# [Directions for this task]
Repeat, without any change, the entries presented below.

Stored data entries
= = = =
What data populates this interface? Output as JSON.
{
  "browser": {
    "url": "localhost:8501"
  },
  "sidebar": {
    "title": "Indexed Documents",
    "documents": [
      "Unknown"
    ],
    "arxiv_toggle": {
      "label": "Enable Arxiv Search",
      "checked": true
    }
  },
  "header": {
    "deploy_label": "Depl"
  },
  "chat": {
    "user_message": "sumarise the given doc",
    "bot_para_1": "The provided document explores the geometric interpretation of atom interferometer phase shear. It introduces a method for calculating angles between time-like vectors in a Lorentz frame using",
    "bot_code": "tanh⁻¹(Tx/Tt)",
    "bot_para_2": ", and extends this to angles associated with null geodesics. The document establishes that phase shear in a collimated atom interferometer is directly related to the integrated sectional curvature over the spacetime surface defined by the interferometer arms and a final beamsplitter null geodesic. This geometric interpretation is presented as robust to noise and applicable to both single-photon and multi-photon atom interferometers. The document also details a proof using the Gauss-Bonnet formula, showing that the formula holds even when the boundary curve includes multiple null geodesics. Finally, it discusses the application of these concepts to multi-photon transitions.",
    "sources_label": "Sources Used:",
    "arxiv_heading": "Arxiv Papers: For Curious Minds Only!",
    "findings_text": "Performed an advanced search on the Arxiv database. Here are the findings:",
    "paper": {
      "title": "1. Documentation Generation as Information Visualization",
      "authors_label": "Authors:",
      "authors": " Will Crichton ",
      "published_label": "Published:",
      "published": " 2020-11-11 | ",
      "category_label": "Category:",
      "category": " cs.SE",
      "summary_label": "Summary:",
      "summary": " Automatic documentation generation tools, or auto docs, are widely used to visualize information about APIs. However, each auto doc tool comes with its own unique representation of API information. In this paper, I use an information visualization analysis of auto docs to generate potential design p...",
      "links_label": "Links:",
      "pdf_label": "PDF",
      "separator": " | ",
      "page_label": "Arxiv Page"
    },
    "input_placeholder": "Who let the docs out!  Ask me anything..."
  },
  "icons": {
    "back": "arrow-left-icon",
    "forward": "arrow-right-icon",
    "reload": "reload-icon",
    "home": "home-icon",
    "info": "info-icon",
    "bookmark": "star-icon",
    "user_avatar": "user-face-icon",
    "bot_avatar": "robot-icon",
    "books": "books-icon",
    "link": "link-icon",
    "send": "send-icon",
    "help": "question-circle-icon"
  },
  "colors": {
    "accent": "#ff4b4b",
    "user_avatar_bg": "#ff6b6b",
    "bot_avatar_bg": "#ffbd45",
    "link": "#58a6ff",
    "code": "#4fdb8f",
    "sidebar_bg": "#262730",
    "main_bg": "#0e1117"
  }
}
= = = =
# [Written response]
What data populates this interface? Output as JSON.
{
  "browser": {
    "url": "localhost:8501"
  },
  "sidebar": {
    "title": "Indexed Documents",
    "documents": [
      "Unknown"
    ],
    "arxiv_toggle": {
      "label": "Enable Arxiv Search",
      "checked": true
    }
  },
  "header": {
    "deploy_label": "Depl"
  },
  "chat": {
    "user_message": "sumarise the given doc",
    "bot_para_1": "The provided document explores the geometric interpretation of atom interferometer phase shear. It introduces a method for calculating angles between time-like vectors in a Lorentz frame using",
    "bot_code": "tanh⁻¹(Tx/Tt)",
    "bot_para_2": ", and extends this to angles associated with null geodesics. The document establishes that phase shear in a collimated atom interferometer is directly related to the integrated sectional curvature over the spacetime surface defined by the interferometer arms and a final beamsplitter null geodesic. This geometric interpretation is presented as robust to noise and applicable to both single-photon and multi-photon atom interferometers. The document also details a proof using the Gauss-Bonnet formula, showing that the formula holds even when the boundary curve includes multiple null geodesics. Finally, it discusses the application of these concepts to multi-photon transitions.",
    "sources_label": "Sources Used:",
    "arxiv_heading": "Arxiv Papers: For Curious Minds Only!",
    "findings_text": "Performed an advanced search on the Arxiv database. Here are the findings:",
    "paper": {
      "title": "1. Documentation Generation as Information Visualization",
      "authors_label": "Authors:",
      "authors": " Will Crichton ",
      "published_label": "Published:",
      "published": " 2020-11-11 | ",
      "category_label": "Category:",
      "category": " cs.SE",
      "summary_label": "Summary:",
      "summary": " Automatic documentation generation tools, or auto docs, are widely used to visualize information about APIs. However, each auto doc tool comes with its own unique representation of API information. In this paper, I use an information visualization analysis of auto docs to generate potential design p...",
      "links_label": "Links:",
      "pdf_label": "PDF",
      "separator": " | ",
      "page_label": "Arxiv Page"
    },
    "input_placeholder": "Who let the docs out!  Ask me anything..."
  },
  "icons": {
    "back": "arrow-left-icon",
    "forward": "arrow-right-icon",
    "reload": "reload-icon",
    "home": "home-icon",
    "info": "info-icon",
    "bookmark": "star-icon",
    "user_avatar": "user-face-icon",
    "bot_avatar": "robot-icon",
    "books": "books-icon",
    "link": "link-icon",
    "send": "send-icon",
    "help": "question-circle-icon"
  },
  "colors": {
    "accent": "#ff4b4b",
    "user_avatar_bg": "#ff6b6b",
    "bot_avatar_bg": "#ffbd45",
    "link": "#58a6ff",
    "code": "#4fdb8f",
    "sidebar_bg": "#262730",
    "main_bg": "#0e1117"
  }
}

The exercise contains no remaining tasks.